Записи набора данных
=-=-=
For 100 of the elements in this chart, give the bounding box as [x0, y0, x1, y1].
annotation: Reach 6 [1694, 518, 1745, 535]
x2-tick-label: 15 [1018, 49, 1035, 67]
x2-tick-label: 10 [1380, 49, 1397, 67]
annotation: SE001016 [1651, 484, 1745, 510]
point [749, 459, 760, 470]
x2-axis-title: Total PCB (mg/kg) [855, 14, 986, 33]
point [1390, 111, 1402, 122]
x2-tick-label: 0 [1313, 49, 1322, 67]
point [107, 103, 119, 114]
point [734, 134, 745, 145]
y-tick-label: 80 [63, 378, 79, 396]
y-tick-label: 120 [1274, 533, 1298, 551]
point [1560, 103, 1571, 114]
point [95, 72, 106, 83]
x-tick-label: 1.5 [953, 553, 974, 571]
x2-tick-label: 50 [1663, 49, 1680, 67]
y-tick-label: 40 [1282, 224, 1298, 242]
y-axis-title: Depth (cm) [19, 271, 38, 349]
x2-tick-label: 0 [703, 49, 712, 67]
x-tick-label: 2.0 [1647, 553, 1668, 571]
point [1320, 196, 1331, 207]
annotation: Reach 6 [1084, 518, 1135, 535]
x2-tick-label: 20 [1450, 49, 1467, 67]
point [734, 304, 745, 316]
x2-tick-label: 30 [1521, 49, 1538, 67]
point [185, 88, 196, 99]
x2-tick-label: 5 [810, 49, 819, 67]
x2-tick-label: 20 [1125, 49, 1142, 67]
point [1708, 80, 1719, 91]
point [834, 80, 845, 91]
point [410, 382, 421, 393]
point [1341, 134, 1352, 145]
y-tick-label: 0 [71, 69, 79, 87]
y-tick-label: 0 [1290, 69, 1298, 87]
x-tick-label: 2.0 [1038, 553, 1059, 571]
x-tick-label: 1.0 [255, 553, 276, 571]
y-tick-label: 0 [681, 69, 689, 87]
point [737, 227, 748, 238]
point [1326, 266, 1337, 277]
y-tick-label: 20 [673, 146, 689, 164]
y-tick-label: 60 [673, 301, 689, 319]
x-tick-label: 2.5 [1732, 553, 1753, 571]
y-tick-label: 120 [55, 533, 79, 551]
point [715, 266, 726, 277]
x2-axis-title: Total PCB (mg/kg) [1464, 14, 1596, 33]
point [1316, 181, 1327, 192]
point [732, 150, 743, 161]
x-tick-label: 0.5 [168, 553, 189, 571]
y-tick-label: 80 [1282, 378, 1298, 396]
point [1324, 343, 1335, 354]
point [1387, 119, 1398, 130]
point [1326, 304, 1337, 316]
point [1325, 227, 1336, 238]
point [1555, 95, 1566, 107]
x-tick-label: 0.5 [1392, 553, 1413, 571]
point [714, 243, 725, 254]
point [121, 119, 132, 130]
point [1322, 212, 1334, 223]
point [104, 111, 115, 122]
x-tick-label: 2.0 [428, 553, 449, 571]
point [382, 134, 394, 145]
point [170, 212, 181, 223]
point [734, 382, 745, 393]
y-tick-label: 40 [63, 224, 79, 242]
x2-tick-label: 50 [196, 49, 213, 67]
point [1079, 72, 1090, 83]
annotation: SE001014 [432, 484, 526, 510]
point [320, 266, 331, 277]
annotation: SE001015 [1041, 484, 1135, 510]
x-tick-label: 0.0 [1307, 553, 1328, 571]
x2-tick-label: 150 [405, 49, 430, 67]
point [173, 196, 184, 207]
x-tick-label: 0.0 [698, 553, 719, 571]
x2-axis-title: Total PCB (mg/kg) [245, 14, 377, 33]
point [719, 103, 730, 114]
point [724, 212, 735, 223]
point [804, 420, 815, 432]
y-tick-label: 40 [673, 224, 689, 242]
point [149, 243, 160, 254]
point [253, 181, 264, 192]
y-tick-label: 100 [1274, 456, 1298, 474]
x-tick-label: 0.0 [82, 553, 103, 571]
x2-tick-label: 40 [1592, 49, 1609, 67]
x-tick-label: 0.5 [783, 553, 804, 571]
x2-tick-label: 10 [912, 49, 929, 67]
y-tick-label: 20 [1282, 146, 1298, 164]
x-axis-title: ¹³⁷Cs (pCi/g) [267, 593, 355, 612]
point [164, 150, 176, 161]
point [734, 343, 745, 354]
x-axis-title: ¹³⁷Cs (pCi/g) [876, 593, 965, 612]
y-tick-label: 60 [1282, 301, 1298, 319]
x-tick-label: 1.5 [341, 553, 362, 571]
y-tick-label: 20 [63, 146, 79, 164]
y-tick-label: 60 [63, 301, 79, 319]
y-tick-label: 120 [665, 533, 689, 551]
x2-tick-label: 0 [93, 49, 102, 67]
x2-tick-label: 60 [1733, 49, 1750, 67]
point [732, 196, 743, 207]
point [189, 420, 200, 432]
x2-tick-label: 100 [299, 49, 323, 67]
=-=-=
> Описание задания
Выпишите все записи выше дословно, не меняя ни одной строки.

> Ожидаемый результат
For 100 of the elements in this chart, give the bounding box as [x0, y0, x1, y1].
annotation: Reach 6 [1694, 518, 1745, 535]
x2-tick-label: 15 [1018, 49, 1035, 67]
x2-tick-label: 10 [1380, 49, 1397, 67]
annotation: SE001016 [1651, 484, 1745, 510]
point [749, 459, 760, 470]
x2-axis-title: Total PCB (mg/kg) [855, 14, 986, 33]
point [1390, 111, 1402, 122]
x2-tick-label: 0 [1313, 49, 1322, 67]
point [107, 103, 119, 114]
point [734, 134, 745, 145]
y-tick-label: 80 [63, 378, 79, 396]
y-tick-label: 120 [1274, 533, 1298, 551]
point [1560, 103, 1571, 114]
point [95, 72, 106, 83]
x-tick-label: 1.5 [953, 553, 974, 571]
x2-tick-label: 50 [1663, 49, 1680, 67]
y-tick-label: 40 [1282, 224, 1298, 242]
y-axis-title: Depth (cm) [19, 271, 38, 349]
x2-tick-label: 0 [703, 49, 712, 67]
x-tick-label: 2.0 [1647, 553, 1668, 571]
point [1320, 196, 1331, 207]
annotation: Reach 6 [1084, 518, 1135, 535]
x2-tick-label: 20 [1450, 49, 1467, 67]
point [734, 304, 745, 316]
x2-tick-label: 30 [1521, 49, 1538, 67]
point [185, 88, 196, 99]
x2-tick-label: 5 [810, 49, 819, 67]
x2-tick-label: 20 [1125, 49, 1142, 67]
point [1708, 80, 1719, 91]
point [834, 80, 845, 91]
point [410, 382, 421, 393]
point [1341, 134, 1352, 145]
y-tick-label: 0 [71, 69, 79, 87]
y-tick-label: 0 [1290, 69, 1298, 87]
x-tick-label: 2.0 [1038, 553, 1059, 571]
x-tick-label: 1.0 [255, 553, 276, 571]
y-tick-label: 0 [681, 69, 689, 87]
point [737, 227, 748, 238]
point [1326, 266, 1337, 277]
y-tick-label: 20 [673, 146, 689, 164]
y-tick-label: 60 [673, 301, 689, 319]
x-tick-label: 2.5 [1732, 553, 1753, 571]
y-tick-label: 120 [55, 533, 79, 551]
point [715, 266, 726, 277]
x2-axis-title: Total PCB (mg/kg) [1464, 14, 1596, 33]
point [1316, 181, 1327, 192]
point [732, 150, 743, 161]
x-tick-label: 0.5 [168, 553, 189, 571]
y-tick-label: 80 [1282, 378, 1298, 396]
point [1324, 343, 1335, 354]
point [1387, 119, 1398, 130]
point [1326, 304, 1337, 316]
point [1325, 227, 1336, 238]
point [1555, 95, 1566, 107]
x-tick-label: 0.5 [1392, 553, 1413, 571]
point [714, 243, 725, 254]
point [121, 119, 132, 130]
point [1322, 212, 1334, 223]
point [104, 111, 115, 122]
x-tick-label: 2.0 [428, 553, 449, 571]
point [382, 134, 394, 145]
point [170, 212, 181, 223]
point [734, 382, 745, 393]
y-tick-label: 40 [63, 224, 79, 242]
x2-tick-label: 50 [196, 49, 213, 67]
point [1079, 72, 1090, 83]
annotation: SE001014 [432, 484, 526, 510]
point [320, 266, 331, 277]
annotation: SE001015 [1041, 484, 1135, 510]
x-tick-label: 0.0 [1307, 553, 1328, 571]
x2-tick-label: 150 [405, 49, 430, 67]
point [173, 196, 184, 207]
x-tick-label: 0.0 [698, 553, 719, 571]
x2-axis-title: Total PCB (mg/kg) [245, 14, 377, 33]
point [719, 103, 730, 114]
point [724, 212, 735, 223]
point [804, 420, 815, 432]
y-tick-label: 40 [673, 224, 689, 242]
point [149, 243, 160, 254]
point [253, 181, 264, 192]
y-tick-label: 100 [1274, 456, 1298, 474]
x-tick-label: 0.0 [82, 553, 103, 571]
x2-tick-label: 40 [1592, 49, 1609, 67]
x-tick-label: 0.5 [783, 553, 804, 571]
x2-tick-label: 10 [912, 49, 929, 67]
y-tick-label: 20 [1282, 146, 1298, 164]
x-axis-title: ¹³⁷Cs (pCi/g) [267, 593, 355, 612]
point [164, 150, 176, 161]
point [734, 343, 745, 354]
x-axis-title: ¹³⁷Cs (pCi/g) [876, 593, 965, 612]
y-tick-label: 60 [1282, 301, 1298, 319]
x-tick-label: 1.5 [341, 553, 362, 571]
y-tick-label: 20 [63, 146, 79, 164]
y-tick-label: 60 [63, 301, 79, 319]
y-tick-label: 120 [665, 533, 689, 551]
x2-tick-label: 0 [93, 49, 102, 67]
x2-tick-label: 60 [1733, 49, 1750, 67]
point [732, 196, 743, 207]
point [189, 420, 200, 432]
x2-tick-label: 100 [299, 49, 323, 67]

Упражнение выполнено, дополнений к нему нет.